» **Written request**:
Transcribe the records below exactly as they appear, omitting any pictures.

» **Data for this exercise**:
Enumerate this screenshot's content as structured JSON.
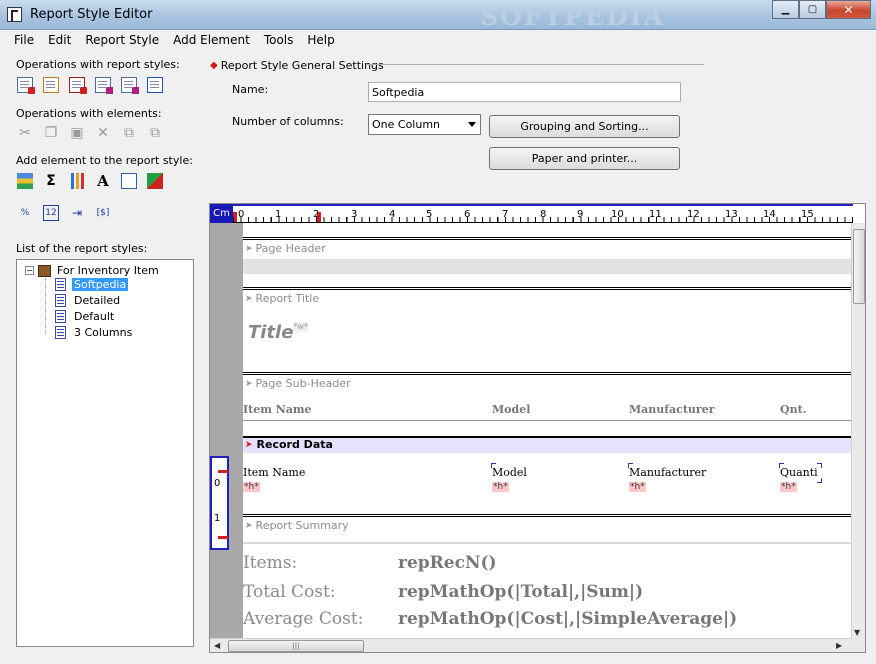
{
  "window": {
    "title": "Report Style Editor",
    "watermark": "SOFTPEDIA"
  },
  "menu": [
    "File",
    "Edit",
    "Report Style",
    "Add Element",
    "Tools",
    "Help"
  ],
  "left": {
    "ops_styles_label": "Operations with report styles:",
    "ops_elements_label": "Operations with elements:",
    "add_element_label": "Add element to the report style:",
    "list_label": "List of the report styles:",
    "extra_icons": {
      "pct": "%",
      "num": "12",
      "bracket": "[$]"
    }
  },
  "tree": {
    "root": "For Inventory Item",
    "items": [
      "Softpedia",
      "Detailed",
      "Default",
      "3 Columns"
    ]
  },
  "settings": {
    "legend": "Report Style General Settings",
    "name_label": "Name:",
    "name_value": "Softpedia",
    "columns_label": "Number of columns:",
    "columns_value": "One Column",
    "grouping_button": "Grouping and Sorting...",
    "paper_button": "Paper and printer..."
  },
  "ruler": {
    "unit": "Cm",
    "numbers": [
      "0",
      "1",
      "2",
      "3",
      "4",
      "5",
      "6",
      "7",
      "8",
      "9",
      "10",
      "11",
      "12",
      "13",
      "14",
      "15"
    ],
    "v_numbers": [
      "0",
      "1"
    ]
  },
  "bands": {
    "page_header": "Page Header",
    "report_title": "Report Title",
    "page_subheader": "Page Sub-Header",
    "record_data": "Record Data",
    "report_summary": "Report Summary"
  },
  "title_field": {
    "text": "Title",
    "sup": "*w*"
  },
  "columns": [
    "Item Name",
    "Model",
    "Manufacturer",
    "Qnt."
  ],
  "record_fields": [
    "Item Name",
    "Model",
    "Manufacturer",
    "Quanti"
  ],
  "record_sub": "*h*",
  "summary": [
    {
      "label": "Items:",
      "value": "repRecN()"
    },
    {
      "label": "Total Cost:",
      "value": "repMathOp(|Total|,|Sum|)"
    },
    {
      "label": "Average Cost:",
      "value": "repMathOp(|Cost|,|SimpleAverage|)"
    }
  ],
  "colors": {
    "accent": "#2020c0",
    "record_band": "#e8e0ff",
    "selected": "#3399ff"
  }
}
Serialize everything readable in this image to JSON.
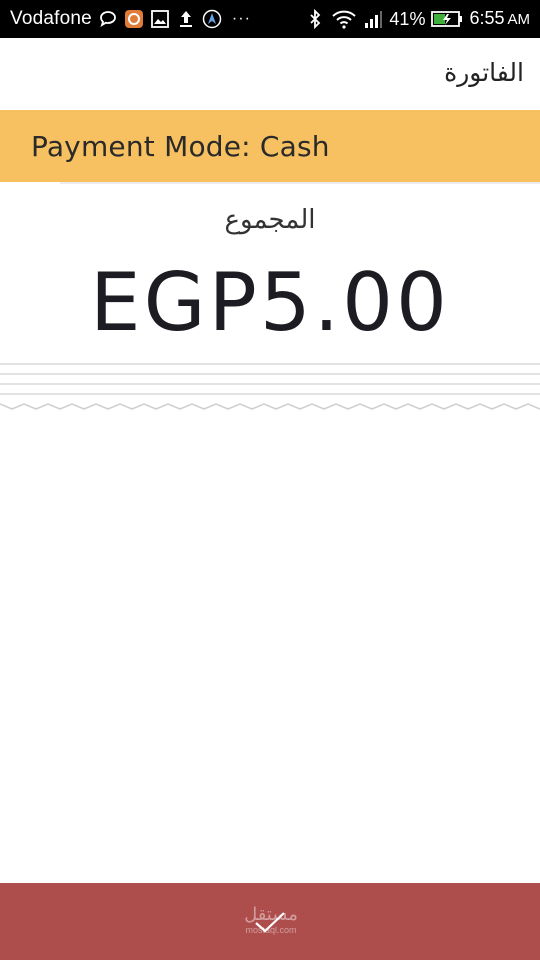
{
  "status_bar": {
    "carrier": "Vodafone",
    "more_indicator": "···",
    "battery_percent": "41%",
    "time": "6:55",
    "ampm": "AM",
    "icons": [
      "chat-bubble-icon",
      "app-notification-icon",
      "image-icon",
      "upload-icon",
      "navigation-icon",
      "bluetooth-icon",
      "wifi-icon",
      "signal-icon",
      "battery-charging-icon"
    ]
  },
  "header": {
    "title": "الفاتورة"
  },
  "payment": {
    "mode_text": "Payment Mode: Cash",
    "banner_color": "#f7c161"
  },
  "total": {
    "label": "المجموع",
    "amount": "EGP5.00"
  },
  "confirm": {
    "icon": "check-icon",
    "color": "#ad4d4c"
  },
  "watermark": {
    "arabic": "مستقل",
    "latin": "mostaql.com"
  }
}
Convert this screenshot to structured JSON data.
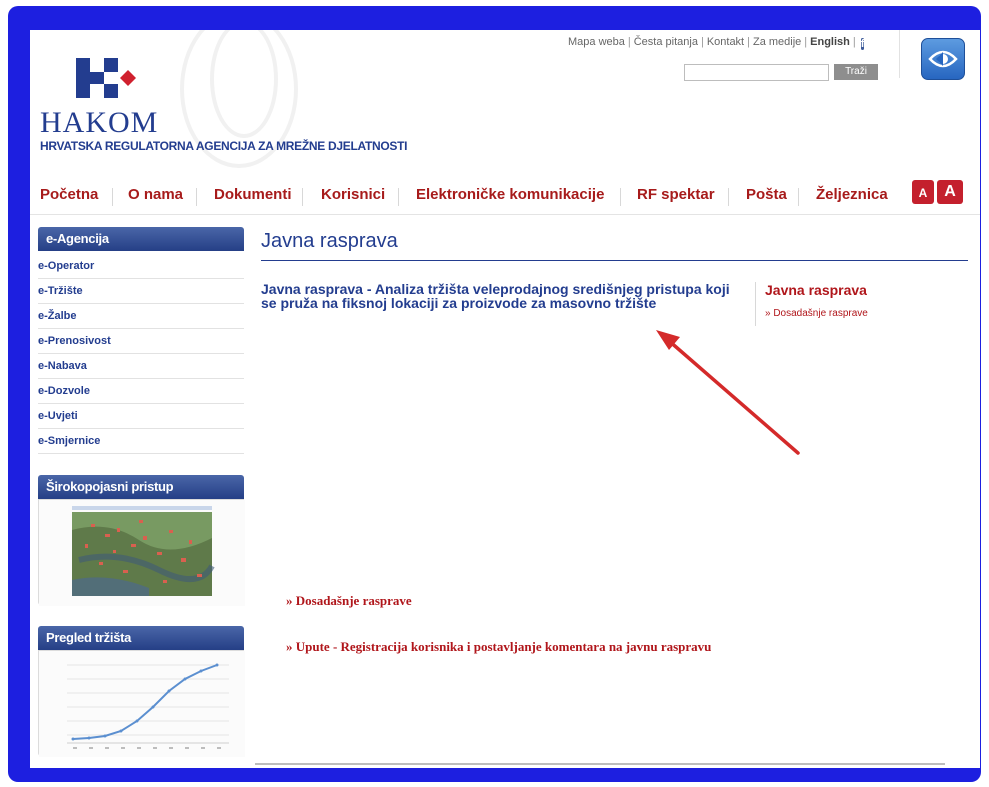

» **Output below**:
Enumerate this screenshot's content as structured JSON.
{
  "window": {
    "title": "Report Style Editor",
    "watermark": "SOFTPEDIA"
  },
  "menu": [
    "File",
    "Edit",
    "Report Style",
    "Add Element",
    "Tools",
    "Help"
  ],
  "left": {
    "ops_styles_label": "Operations with report styles:",
    "ops_elements_label": "Operations with elements:",
    "add_element_label": "Add element to the report style:",
    "list_label": "List of the report styles:",
    "extra_icons": {
      "pct": "%",
      "num": "12",
      "bracket": "[$]"
    }
  },
  "tree": {
    "root": "For Inventory Item",
    "items": [
      "Softpedia",
      "Detailed",
      "Default",
      "3 Columns"
    ]
  },
  "settings": {
    "legend": "Report Style General Settings",
    "name_label": "Name:",
    "name_value": "Softpedia",
    "columns_label": "Number of columns:",
    "columns_value": "One Column",
    "grouping_button": "Grouping and Sorting...",
    "paper_button": "Paper and printer..."
  },
  "ruler": {
    "unit": "Cm",
    "numbers": [
      "0",
      "1",
      "2",
      "3",
      "4",
      "5",
      "6",
      "7",
      "8",
      "9",
      "10",
      "11",
      "12",
      "13",
      "14",
      "15"
    ],
    "v_numbers": [
      "0",
      "1"
    ]
  },
  "bands": {
    "page_header": "Page Header",
    "report_title": "Report Title",
    "page_subheader": "Page Sub-Header",
    "record_data": "Record Data",
    "report_summary": "Report Summary"
  },
  "title_field": {
    "text": "Title",
    "sup": "*w*"
  },
  "columns": [
    "Item Name",
    "Model",
    "Manufacturer",
    "Qnt."
  ],
  "record_fields": [
    "Item Name",
    "Model",
    "Manufacturer",
    "Quanti"
  ],
  "record_sub": "*h*",
  "summary": [
    {
      "label": "Items:",
      "value": "repRecN()"
    },
    {
      "label": "Total Cost:",
      "value": "repMathOp(|Total|,|Sum|)"
    },
    {
      "label": "Average Cost:",
      "value": "repMathOp(|Cost|,|SimpleAverage|)"
    }
  ],
  "colors": {
    "accent": "#2020c0",
    "record_band": "#e8e0ff",
    "selected": "#3399ff"
  }
}
Serialize everything readable in this image to JSON.
{
  "status_bar": {
    "carrier": "Vodafone",
    "more_indicator": "···",
    "battery_percent": "41%",
    "time": "6:55",
    "ampm": "AM",
    "icons": [
      "chat-bubble-icon",
      "app-notification-icon",
      "image-icon",
      "upload-icon",
      "navigation-icon",
      "bluetooth-icon",
      "wifi-icon",
      "signal-icon",
      "battery-charging-icon"
    ]
  },
  "header": {
    "title": "الفاتورة"
  },
  "payment": {
    "mode_text": "Payment Mode: Cash",
    "banner_color": "#f7c161"
  },
  "total": {
    "label": "المجموع",
    "amount": "EGP5.00"
  },
  "confirm": {
    "icon": "check-icon",
    "color": "#ad4d4c"
  },
  "watermark": {
    "arabic": "مستقل",
    "latin": "mostaql.com"
  }
}
Convert this screenshot to structured JSON data.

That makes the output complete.